[Dataset entries]
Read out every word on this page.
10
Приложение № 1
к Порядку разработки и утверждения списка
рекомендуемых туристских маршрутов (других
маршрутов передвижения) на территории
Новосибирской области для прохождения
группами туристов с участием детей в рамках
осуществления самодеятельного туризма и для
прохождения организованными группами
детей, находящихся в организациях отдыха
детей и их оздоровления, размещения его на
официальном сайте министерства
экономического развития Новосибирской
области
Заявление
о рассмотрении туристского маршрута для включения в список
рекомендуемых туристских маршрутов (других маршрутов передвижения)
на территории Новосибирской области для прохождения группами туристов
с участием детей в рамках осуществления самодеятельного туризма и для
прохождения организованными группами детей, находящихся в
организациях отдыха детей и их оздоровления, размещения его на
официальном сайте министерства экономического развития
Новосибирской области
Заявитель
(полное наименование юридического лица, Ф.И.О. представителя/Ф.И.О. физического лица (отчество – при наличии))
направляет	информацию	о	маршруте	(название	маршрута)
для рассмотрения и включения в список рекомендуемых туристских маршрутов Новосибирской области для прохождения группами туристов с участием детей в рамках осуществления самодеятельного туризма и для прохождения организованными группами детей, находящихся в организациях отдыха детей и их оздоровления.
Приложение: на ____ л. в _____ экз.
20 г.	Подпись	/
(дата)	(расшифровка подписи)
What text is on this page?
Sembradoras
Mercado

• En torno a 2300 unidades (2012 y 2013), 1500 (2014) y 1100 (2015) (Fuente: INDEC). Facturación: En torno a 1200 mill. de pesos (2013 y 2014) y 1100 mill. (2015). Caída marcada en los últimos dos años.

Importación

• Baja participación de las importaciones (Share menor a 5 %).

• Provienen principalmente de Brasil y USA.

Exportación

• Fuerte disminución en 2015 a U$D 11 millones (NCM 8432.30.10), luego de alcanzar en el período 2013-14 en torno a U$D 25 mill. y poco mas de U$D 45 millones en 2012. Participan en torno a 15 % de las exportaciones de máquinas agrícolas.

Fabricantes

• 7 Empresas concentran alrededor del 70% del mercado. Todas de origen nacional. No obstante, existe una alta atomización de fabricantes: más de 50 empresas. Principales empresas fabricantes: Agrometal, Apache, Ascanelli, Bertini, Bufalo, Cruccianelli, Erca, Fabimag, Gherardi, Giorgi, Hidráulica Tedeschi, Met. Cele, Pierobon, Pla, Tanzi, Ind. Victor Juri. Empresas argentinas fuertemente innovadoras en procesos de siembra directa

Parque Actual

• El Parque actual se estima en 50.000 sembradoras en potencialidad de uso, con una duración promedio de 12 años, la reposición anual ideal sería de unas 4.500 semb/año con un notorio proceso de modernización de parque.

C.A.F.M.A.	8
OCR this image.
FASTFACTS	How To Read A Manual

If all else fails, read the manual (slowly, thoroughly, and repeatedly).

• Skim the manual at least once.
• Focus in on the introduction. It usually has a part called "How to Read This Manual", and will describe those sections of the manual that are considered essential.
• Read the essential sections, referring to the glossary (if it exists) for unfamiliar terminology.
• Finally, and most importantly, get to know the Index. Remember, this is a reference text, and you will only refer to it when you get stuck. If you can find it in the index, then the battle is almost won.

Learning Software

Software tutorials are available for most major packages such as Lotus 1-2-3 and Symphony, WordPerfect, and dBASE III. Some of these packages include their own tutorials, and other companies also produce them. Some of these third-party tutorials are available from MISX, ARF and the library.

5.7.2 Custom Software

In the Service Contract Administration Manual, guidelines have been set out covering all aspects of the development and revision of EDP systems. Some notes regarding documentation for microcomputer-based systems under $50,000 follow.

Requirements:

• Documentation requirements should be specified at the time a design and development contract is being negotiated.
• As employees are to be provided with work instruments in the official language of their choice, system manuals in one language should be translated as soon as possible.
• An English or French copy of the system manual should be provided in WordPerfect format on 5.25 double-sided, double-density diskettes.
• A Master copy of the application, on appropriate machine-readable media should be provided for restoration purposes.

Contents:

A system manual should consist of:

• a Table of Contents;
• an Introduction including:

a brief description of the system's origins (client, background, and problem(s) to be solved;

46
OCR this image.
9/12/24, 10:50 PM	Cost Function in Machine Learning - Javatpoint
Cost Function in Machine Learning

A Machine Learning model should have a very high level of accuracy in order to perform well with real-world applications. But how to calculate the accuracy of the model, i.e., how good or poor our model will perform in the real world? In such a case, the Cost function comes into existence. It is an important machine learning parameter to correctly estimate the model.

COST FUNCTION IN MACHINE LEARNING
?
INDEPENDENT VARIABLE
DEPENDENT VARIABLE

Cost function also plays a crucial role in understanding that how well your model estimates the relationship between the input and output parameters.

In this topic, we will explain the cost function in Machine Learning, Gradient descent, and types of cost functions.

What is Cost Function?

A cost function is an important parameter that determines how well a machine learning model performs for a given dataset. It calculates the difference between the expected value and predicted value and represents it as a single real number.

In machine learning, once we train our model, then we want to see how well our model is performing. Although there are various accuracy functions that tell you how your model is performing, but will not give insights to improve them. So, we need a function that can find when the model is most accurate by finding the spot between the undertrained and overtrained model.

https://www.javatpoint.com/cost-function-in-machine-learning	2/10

*WHAT IS BEING ASKED*: Output the listing above word for word.

*ANSWER FOR THIS EXERCISE*:
Read out every word on this page.
10
Приложение № 1
к Порядку разработки и утверждения списка
рекомендуемых туристских маршрутов (других
маршрутов передвижения) на территории
Новосибирской области для прохождения
группами туристов с участием детей в рамках
осуществления самодеятельного туризма и для
прохождения организованными группами
детей, находящихся в организациях отдыха
детей и их оздоровления, размещения его на
официальном сайте министерства
экономического развития Новосибирской
области
Заявление
о рассмотрении туристского маршрута для включения в список
рекомендуемых туристских маршрутов (других маршрутов передвижения)
на территории Новосибирской области для прохождения группами туристов
с участием детей в рамках осуществления самодеятельного туризма и для
прохождения организованными группами детей, находящихся в
организациях отдыха детей и их оздоровления, размещения его на
официальном сайте министерства экономического развития
Новосибирской области
Заявитель
(полное наименование юридического лица, Ф.И.О. представителя/Ф.И.О. физического лица (отчество – при наличии))
направляет	информацию	о	маршруте	(название	маршрута)
для рассмотрения и включения в список рекомендуемых туристских маршрутов Новосибирской области для прохождения группами туристов с участием детей в рамках осуществления самодеятельного туризма и для прохождения организованными группами детей, находящихся в организациях отдыха детей и их оздоровления.
Приложение: на ____ л. в _____ экз.
20 г.	Подпись	/
(дата)	(расшифровка подписи)
What text is on this page?
Sembradoras
Mercado

• En torno a 2300 unidades (2012 y 2013), 1500 (2014) y 1100 (2015) (Fuente: INDEC). Facturación: En torno a 1200 mill. de pesos (2013 y 2014) y 1100 mill. (2015). Caída marcada en los últimos dos años.

Importación

• Baja participación de las importaciones (Share menor a 5 %).

• Provienen principalmente de Brasil y USA.

Exportación

• Fuerte disminución en 2015 a U$D 11 millones (NCM 8432.30.10), luego de alcanzar en el período 2013-14 en torno a U$D 25 mill. y poco mas de U$D 45 millones en 2012. Participan en torno a 15 % de las exportaciones de máquinas agrícolas.

Fabricantes

• 7 Empresas concentran alrededor del 70% del mercado. Todas de origen nacional. No obstante, existe una alta atomización de fabricantes: más de 50 empresas. Principales empresas fabricantes: Agrometal, Apache, Ascanelli, Bertini, Bufalo, Cruccianelli, Erca, Fabimag, Gherardi, Giorgi, Hidráulica Tedeschi, Met. Cele, Pierobon, Pla, Tanzi, Ind. Victor Juri. Empresas argentinas fuertemente innovadoras en procesos de siembra directa

Parque Actual

• El Parque actual se estima en 50.000 sembradoras en potencialidad de uso, con una duración promedio de 12 años, la reposición anual ideal sería de unas 4.500 semb/año con un notorio proceso de modernización de parque.

C.A.F.M.A.	8
OCR this image.
FASTFACTS	How To Read A Manual

If all else fails, read the manual (slowly, thoroughly, and repeatedly).

• Skim the manual at least once.
• Focus in on the introduction. It usually has a part called "How to Read This Manual", and will describe those sections of the manual that are considered essential.
• Read the essential sections, referring to the glossary (if it exists) for unfamiliar terminology.
• Finally, and most importantly, get to know the Index. Remember, this is a reference text, and you will only refer to it when you get stuck. If you can find it in the index, then the battle is almost won.

Learning Software

Software tutorials are available for most major packages such as Lotus 1-2-3 and Symphony, WordPerfect, and dBASE III. Some of these packages include their own tutorials, and other companies also produce them. Some of these third-party tutorials are available from MISX, ARF and the library.

5.7.2 Custom Software

In the Service Contract Administration Manual, guidelines have been set out covering all aspects of the development and revision of EDP systems. Some notes regarding documentation for microcomputer-based systems under $50,000 follow.

Requirements:

• Documentation requirements should be specified at the time a design and development contract is being negotiated.
• As employees are to be provided with work instruments in the official language of their choice, system manuals in one language should be translated as soon as possible.
• An English or French copy of the system manual should be provided in WordPerfect format on 5.25 double-sided, double-density diskettes.
• A Master copy of the application, on appropriate machine-readable media should be provided for restoration purposes.

Contents:

A system manual should consist of:

• a Table of Contents;
• an Introduction including:

a brief description of the system's origins (client, background, and problem(s) to be solved;

46
OCR this image.
9/12/24, 10:50 PM	Cost Function in Machine Learning - Javatpoint
Cost Function in Machine Learning

A Machine Learning model should have a very high level of accuracy in order to perform well with real-world applications. But how to calculate the accuracy of the model, i.e., how good or poor our model will perform in the real world? In such a case, the Cost function comes into existence. It is an important machine learning parameter to correctly estimate the model.

COST FUNCTION IN MACHINE LEARNING
?
INDEPENDENT VARIABLE
DEPENDENT VARIABLE

Cost function also plays a crucial role in understanding that how well your model estimates the relationship between the input and output parameters.

In this topic, we will explain the cost function in Machine Learning, Gradient descent, and types of cost functions.

What is Cost Function?

A cost function is an important parameter that determines how well a machine learning model performs for a given dataset. It calculates the difference between the expected value and predicted value and represents it as a single real number.

In machine learning, once we train our model, then we want to see how well our model is performing. Although there are various accuracy functions that tell you how your model is performing, but will not give insights to improve them. So, we need a function that can find when the model is most accurate by finding the spot between the undertrained and overtrained model.

https://www.javatpoint.com/cost-function-in-machine-learning	2/10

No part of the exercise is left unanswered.